== Exercise goal ==
Reproduce the records below exactly as they appear, omitting any pictures they contain.

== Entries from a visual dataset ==
## start
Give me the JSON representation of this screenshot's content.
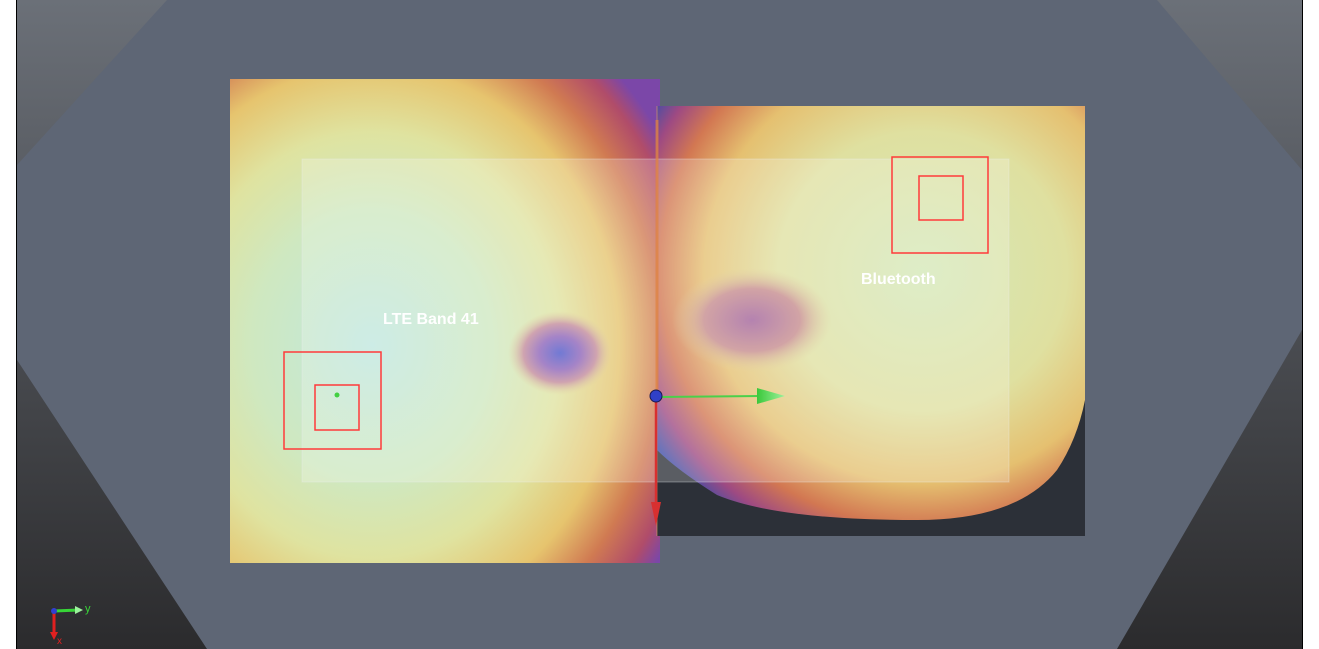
{
  "viewport": {
    "background_top": "#6b7078",
    "background_bottom": "#2b2b2d",
    "body_color": "#5e6675"
  },
  "labels": {
    "antenna_left": "LTE Band 41",
    "antenna_right": "Bluetooth"
  },
  "axis_triad": {
    "y_label": "y",
    "x_label": "x",
    "y_color": "#37d637",
    "x_color": "#e02020",
    "z_color": "#3040d0"
  },
  "field_colors": {
    "peak": "#bfe7df",
    "high": "#d8e9a8",
    "mid": "#e3c46a",
    "low": "#c95a48",
    "lowest": "#7b47a8",
    "null": "#4a55c8"
  },
  "marker_color": "#ff3a3a"
}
## end
== Task solution ==
Give me the JSON representation of this screenshot's content.
{
  "viewport": {
    "background_top": "#6b7078",
    "background_bottom": "#2b2b2d",
    "body_color": "#5e6675"
  },
  "labels": {
    "antenna_left": "LTE Band 41",
    "antenna_right": "Bluetooth"
  },
  "axis_triad": {
    "y_label": "y",
    "x_label": "x",
    "y_color": "#37d637",
    "x_color": "#e02020",
    "z_color": "#3040d0"
  },
  "field_colors": {
    "peak": "#bfe7df",
    "high": "#d8e9a8",
    "mid": "#e3c46a",
    "low": "#c95a48",
    "lowest": "#7b47a8",
    "null": "#4a55c8"
  },
  "marker_color": "#ff3a3a"
}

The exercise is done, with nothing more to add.